▶ [Goal]
Print all records exactly, leaving nothing out.

Entries from a dataset:
·····

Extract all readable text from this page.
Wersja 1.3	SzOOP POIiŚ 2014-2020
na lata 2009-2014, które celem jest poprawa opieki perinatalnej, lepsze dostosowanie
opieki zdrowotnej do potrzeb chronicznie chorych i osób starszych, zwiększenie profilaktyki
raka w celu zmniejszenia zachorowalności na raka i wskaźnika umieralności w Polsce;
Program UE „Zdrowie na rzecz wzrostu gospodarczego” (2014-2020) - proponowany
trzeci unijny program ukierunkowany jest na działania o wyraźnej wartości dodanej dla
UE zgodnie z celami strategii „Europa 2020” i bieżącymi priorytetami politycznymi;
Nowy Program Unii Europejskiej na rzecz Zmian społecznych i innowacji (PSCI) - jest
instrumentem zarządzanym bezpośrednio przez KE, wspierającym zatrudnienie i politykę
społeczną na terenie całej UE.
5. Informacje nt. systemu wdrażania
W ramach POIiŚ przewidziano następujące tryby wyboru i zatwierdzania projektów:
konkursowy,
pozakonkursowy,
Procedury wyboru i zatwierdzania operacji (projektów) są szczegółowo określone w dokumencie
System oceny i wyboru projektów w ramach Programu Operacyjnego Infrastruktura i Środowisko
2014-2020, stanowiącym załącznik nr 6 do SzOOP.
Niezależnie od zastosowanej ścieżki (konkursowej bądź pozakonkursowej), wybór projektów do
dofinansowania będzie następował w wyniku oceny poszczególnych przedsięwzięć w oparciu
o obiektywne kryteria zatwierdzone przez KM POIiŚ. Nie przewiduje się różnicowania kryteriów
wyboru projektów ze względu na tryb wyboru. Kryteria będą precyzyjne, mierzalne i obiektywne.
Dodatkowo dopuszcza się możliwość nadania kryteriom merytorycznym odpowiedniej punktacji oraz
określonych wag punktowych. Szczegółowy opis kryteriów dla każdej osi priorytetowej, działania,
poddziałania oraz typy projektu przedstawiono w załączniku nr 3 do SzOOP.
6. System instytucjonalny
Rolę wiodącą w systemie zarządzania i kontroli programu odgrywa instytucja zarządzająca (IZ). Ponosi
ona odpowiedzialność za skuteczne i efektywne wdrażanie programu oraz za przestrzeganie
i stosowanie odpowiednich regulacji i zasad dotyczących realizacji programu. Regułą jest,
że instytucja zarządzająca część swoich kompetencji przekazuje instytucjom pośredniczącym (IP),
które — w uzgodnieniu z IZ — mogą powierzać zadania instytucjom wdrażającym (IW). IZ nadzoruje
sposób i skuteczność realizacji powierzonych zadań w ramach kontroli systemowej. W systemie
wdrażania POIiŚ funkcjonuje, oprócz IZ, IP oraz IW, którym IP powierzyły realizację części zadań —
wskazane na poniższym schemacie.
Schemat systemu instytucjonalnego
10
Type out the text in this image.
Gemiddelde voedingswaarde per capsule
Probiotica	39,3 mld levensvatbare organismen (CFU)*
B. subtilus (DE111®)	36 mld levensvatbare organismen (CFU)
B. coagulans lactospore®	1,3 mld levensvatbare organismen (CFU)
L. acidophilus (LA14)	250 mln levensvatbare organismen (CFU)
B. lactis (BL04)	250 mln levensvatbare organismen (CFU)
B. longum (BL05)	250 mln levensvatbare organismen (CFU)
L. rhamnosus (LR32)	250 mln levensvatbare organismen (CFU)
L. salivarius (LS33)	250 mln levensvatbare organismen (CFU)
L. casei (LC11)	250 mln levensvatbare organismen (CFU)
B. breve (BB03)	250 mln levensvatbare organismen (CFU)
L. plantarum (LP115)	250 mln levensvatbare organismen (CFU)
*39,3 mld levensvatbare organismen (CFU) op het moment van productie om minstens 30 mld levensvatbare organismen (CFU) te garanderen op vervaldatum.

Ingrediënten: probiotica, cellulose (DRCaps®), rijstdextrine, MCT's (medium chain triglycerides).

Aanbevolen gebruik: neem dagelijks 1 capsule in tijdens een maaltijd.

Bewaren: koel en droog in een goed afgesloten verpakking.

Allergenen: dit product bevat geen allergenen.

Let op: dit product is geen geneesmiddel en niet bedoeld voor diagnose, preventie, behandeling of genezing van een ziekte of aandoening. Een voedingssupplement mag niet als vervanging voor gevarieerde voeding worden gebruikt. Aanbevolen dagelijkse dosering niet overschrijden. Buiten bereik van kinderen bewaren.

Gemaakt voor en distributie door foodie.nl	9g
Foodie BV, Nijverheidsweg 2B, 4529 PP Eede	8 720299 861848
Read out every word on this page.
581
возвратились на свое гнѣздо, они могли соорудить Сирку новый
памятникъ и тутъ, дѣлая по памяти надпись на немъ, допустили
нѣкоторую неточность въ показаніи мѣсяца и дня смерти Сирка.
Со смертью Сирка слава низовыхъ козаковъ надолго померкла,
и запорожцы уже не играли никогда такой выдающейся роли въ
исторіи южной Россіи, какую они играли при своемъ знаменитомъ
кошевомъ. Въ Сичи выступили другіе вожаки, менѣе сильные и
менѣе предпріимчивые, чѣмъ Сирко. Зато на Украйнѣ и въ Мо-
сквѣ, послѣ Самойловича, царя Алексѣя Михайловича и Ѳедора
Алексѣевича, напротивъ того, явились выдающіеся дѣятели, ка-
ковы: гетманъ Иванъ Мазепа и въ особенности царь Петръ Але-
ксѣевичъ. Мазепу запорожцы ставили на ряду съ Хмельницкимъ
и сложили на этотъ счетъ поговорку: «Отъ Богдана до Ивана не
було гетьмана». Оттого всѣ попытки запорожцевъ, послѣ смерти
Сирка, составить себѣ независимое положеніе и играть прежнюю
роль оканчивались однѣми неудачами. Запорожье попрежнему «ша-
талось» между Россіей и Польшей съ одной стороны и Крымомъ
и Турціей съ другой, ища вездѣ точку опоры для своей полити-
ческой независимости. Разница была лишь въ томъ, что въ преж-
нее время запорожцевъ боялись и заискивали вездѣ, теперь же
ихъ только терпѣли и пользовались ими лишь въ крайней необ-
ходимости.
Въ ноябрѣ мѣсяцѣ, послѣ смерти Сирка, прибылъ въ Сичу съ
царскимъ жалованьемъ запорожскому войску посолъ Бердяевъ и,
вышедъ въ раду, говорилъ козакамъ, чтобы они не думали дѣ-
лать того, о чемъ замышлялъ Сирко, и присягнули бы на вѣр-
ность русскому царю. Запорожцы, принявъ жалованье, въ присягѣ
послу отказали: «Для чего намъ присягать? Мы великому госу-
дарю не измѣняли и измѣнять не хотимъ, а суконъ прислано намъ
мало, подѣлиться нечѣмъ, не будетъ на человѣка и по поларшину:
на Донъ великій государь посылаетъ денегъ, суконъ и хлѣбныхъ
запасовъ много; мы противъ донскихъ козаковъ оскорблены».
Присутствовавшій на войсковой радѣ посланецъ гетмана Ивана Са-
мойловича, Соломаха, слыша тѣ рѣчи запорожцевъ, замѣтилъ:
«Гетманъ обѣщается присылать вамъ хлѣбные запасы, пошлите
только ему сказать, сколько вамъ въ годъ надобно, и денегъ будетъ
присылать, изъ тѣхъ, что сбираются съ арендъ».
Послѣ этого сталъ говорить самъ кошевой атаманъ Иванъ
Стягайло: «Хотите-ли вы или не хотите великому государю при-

·····

▶ [Result below]
Extract all readable text from this page.
Wersja 1.3	SzOOP POIiŚ 2014-2020
na lata 2009-2014, które celem jest poprawa opieki perinatalnej, lepsze dostosowanie
opieki zdrowotnej do potrzeb chronicznie chorych i osób starszych, zwiększenie profilaktyki
raka w celu zmniejszenia zachorowalności na raka i wskaźnika umieralności w Polsce;
Program UE „Zdrowie na rzecz wzrostu gospodarczego” (2014-2020) - proponowany
trzeci unijny program ukierunkowany jest na działania o wyraźnej wartości dodanej dla
UE zgodnie z celami strategii „Europa 2020” i bieżącymi priorytetami politycznymi;
Nowy Program Unii Europejskiej na rzecz Zmian społecznych i innowacji (PSCI) - jest
instrumentem zarządzanym bezpośrednio przez KE, wspierającym zatrudnienie i politykę
społeczną na terenie całej UE.
5. Informacje nt. systemu wdrażania
W ramach POIiŚ przewidziano następujące tryby wyboru i zatwierdzania projektów:
konkursowy,
pozakonkursowy,
Procedury wyboru i zatwierdzania operacji (projektów) są szczegółowo określone w dokumencie
System oceny i wyboru projektów w ramach Programu Operacyjnego Infrastruktura i Środowisko
2014-2020, stanowiącym załącznik nr 6 do SzOOP.
Niezależnie od zastosowanej ścieżki (konkursowej bądź pozakonkursowej), wybór projektów do
dofinansowania będzie następował w wyniku oceny poszczególnych przedsięwzięć w oparciu
o obiektywne kryteria zatwierdzone przez KM POIiŚ. Nie przewiduje się różnicowania kryteriów
wyboru projektów ze względu na tryb wyboru. Kryteria będą precyzyjne, mierzalne i obiektywne.
Dodatkowo dopuszcza się możliwość nadania kryteriom merytorycznym odpowiedniej punktacji oraz
określonych wag punktowych. Szczegółowy opis kryteriów dla każdej osi priorytetowej, działania,
poddziałania oraz typy projektu przedstawiono w załączniku nr 3 do SzOOP.
6. System instytucjonalny
Rolę wiodącą w systemie zarządzania i kontroli programu odgrywa instytucja zarządzająca (IZ). Ponosi
ona odpowiedzialność za skuteczne i efektywne wdrażanie programu oraz za przestrzeganie
i stosowanie odpowiednich regulacji i zasad dotyczących realizacji programu. Regułą jest,
że instytucja zarządzająca część swoich kompetencji przekazuje instytucjom pośredniczącym (IP),
które — w uzgodnieniu z IZ — mogą powierzać zadania instytucjom wdrażającym (IW). IZ nadzoruje
sposób i skuteczność realizacji powierzonych zadań w ramach kontroli systemowej. W systemie
wdrażania POIiŚ funkcjonuje, oprócz IZ, IP oraz IW, którym IP powierzyły realizację części zadań —
wskazane na poniższym schemacie.
Schemat systemu instytucjonalnego
10
Type out the text in this image.
Gemiddelde voedingswaarde per capsule
Probiotica	39,3 mld levensvatbare organismen (CFU)*
B. subtilus (DE111®)	36 mld levensvatbare organismen (CFU)
B. coagulans lactospore®	1,3 mld levensvatbare organismen (CFU)
L. acidophilus (LA14)	250 mln levensvatbare organismen (CFU)
B. lactis (BL04)	250 mln levensvatbare organismen (CFU)
B. longum (BL05)	250 mln levensvatbare organismen (CFU)
L. rhamnosus (LR32)	250 mln levensvatbare organismen (CFU)
L. salivarius (LS33)	250 mln levensvatbare organismen (CFU)
L. casei (LC11)	250 mln levensvatbare organismen (CFU)
B. breve (BB03)	250 mln levensvatbare organismen (CFU)
L. plantarum (LP115)	250 mln levensvatbare organismen (CFU)
*39,3 mld levensvatbare organismen (CFU) op het moment van productie om minstens 30 mld levensvatbare organismen (CFU) te garanderen op vervaldatum.

Ingrediënten: probiotica, cellulose (DRCaps®), rijstdextrine, MCT's (medium chain triglycerides).

Aanbevolen gebruik: neem dagelijks 1 capsule in tijdens een maaltijd.

Bewaren: koel en droog in een goed afgesloten verpakking.

Allergenen: dit product bevat geen allergenen.

Let op: dit product is geen geneesmiddel en niet bedoeld voor diagnose, preventie, behandeling of genezing van een ziekte of aandoening. Een voedingssupplement mag niet als vervanging voor gevarieerde voeding worden gebruikt. Aanbevolen dagelijkse dosering niet overschrijden. Buiten bereik van kinderen bewaren.

Gemaakt voor en distributie door foodie.nl	9g
Foodie BV, Nijverheidsweg 2B, 4529 PP Eede	8 720299 861848
Read out every word on this page.
581
возвратились на свое гнѣздо, они могли соорудить Сирку новый
памятникъ и тутъ, дѣлая по памяти надпись на немъ, допустили
нѣкоторую неточность въ показаніи мѣсяца и дня смерти Сирка.
Со смертью Сирка слава низовыхъ козаковъ надолго померкла,
и запорожцы уже не играли никогда такой выдающейся роли въ
исторіи южной Россіи, какую они играли при своемъ знаменитомъ
кошевомъ. Въ Сичи выступили другіе вожаки, менѣе сильные и
менѣе предпріимчивые, чѣмъ Сирко. Зато на Украйнѣ и въ Мо-
сквѣ, послѣ Самойловича, царя Алексѣя Михайловича и Ѳедора
Алексѣевича, напротивъ того, явились выдающіеся дѣятели, ка-
ковы: гетманъ Иванъ Мазепа и въ особенности царь Петръ Але-
ксѣевичъ. Мазепу запорожцы ставили на ряду съ Хмельницкимъ
и сложили на этотъ счетъ поговорку: «Отъ Богдана до Ивана не
було гетьмана». Оттого всѣ попытки запорожцевъ, послѣ смерти
Сирка, составить себѣ независимое положеніе и играть прежнюю
роль оканчивались однѣми неудачами. Запорожье попрежнему «ша-
талось» между Россіей и Польшей съ одной стороны и Крымомъ
и Турціей съ другой, ища вездѣ точку опоры для своей полити-
ческой независимости. Разница была лишь въ томъ, что въ преж-
нее время запорожцевъ боялись и заискивали вездѣ, теперь же
ихъ только терпѣли и пользовались ими лишь въ крайней необ-
ходимости.
Въ ноябрѣ мѣсяцѣ, послѣ смерти Сирка, прибылъ въ Сичу съ
царскимъ жалованьемъ запорожскому войску посолъ Бердяевъ и,
вышедъ въ раду, говорилъ козакамъ, чтобы они не думали дѣ-
лать того, о чемъ замышлялъ Сирко, и присягнули бы на вѣр-
ность русскому царю. Запорожцы, принявъ жалованье, въ присягѣ
послу отказали: «Для чего намъ присягать? Мы великому госу-
дарю не измѣняли и измѣнять не хотимъ, а суконъ прислано намъ
мало, подѣлиться нечѣмъ, не будетъ на человѣка и по поларшину:
на Донъ великій государь посылаетъ денегъ, суконъ и хлѣбныхъ
запасовъ много; мы противъ донскихъ козаковъ оскорблены».
Присутствовавшій на войсковой радѣ посланецъ гетмана Ивана Са-
мойловича, Соломаха, слыша тѣ рѣчи запорожцевъ, замѣтилъ:
«Гетманъ обѣщается присылать вамъ хлѣбные запасы, пошлите
только ему сказать, сколько вамъ въ годъ надобно, и денегъ будетъ
присылать, изъ тѣхъ, что сбираются съ арендъ».
Послѣ этого сталъ говорить самъ кошевой атаманъ Иванъ
Стягайло: «Хотите-ли вы или не хотите великому государю при-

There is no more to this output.